> Given request
Search the data for the string "text" and gather each line it is in.

> Input
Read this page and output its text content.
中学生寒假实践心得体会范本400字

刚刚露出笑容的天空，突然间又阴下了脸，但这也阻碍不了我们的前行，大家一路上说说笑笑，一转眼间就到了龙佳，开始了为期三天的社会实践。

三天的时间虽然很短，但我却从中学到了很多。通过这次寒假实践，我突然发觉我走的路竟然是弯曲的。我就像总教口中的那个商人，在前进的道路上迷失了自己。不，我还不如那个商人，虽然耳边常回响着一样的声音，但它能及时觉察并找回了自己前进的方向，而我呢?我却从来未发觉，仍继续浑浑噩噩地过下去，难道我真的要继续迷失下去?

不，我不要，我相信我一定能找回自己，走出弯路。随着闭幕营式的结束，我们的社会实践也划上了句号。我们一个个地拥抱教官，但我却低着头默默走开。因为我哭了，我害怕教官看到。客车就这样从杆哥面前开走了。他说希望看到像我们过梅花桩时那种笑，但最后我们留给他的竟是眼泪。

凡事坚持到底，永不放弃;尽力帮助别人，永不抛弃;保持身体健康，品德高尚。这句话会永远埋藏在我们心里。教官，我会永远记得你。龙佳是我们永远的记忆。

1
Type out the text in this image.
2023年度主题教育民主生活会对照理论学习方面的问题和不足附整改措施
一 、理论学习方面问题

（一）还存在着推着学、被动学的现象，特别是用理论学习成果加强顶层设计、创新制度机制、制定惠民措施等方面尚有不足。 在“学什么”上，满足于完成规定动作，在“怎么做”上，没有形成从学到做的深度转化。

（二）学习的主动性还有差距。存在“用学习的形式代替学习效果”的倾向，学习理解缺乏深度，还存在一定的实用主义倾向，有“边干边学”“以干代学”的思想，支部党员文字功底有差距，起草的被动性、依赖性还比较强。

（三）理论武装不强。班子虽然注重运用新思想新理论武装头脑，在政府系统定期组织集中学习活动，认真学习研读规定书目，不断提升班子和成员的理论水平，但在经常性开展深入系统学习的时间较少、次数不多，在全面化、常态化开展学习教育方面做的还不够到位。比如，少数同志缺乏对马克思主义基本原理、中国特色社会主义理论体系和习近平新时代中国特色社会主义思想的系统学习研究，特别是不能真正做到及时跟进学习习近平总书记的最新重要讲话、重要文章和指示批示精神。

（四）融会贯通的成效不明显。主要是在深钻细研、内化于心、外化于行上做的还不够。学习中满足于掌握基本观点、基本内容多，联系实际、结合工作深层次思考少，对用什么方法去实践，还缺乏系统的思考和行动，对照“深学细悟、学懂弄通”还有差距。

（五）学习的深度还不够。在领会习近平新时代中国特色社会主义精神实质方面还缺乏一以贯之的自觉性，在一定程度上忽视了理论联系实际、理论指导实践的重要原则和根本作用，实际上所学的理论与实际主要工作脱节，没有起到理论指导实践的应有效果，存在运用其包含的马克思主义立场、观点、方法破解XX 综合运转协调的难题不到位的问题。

> Problem solution
Read this page and output its text content.
Type out the text in this image.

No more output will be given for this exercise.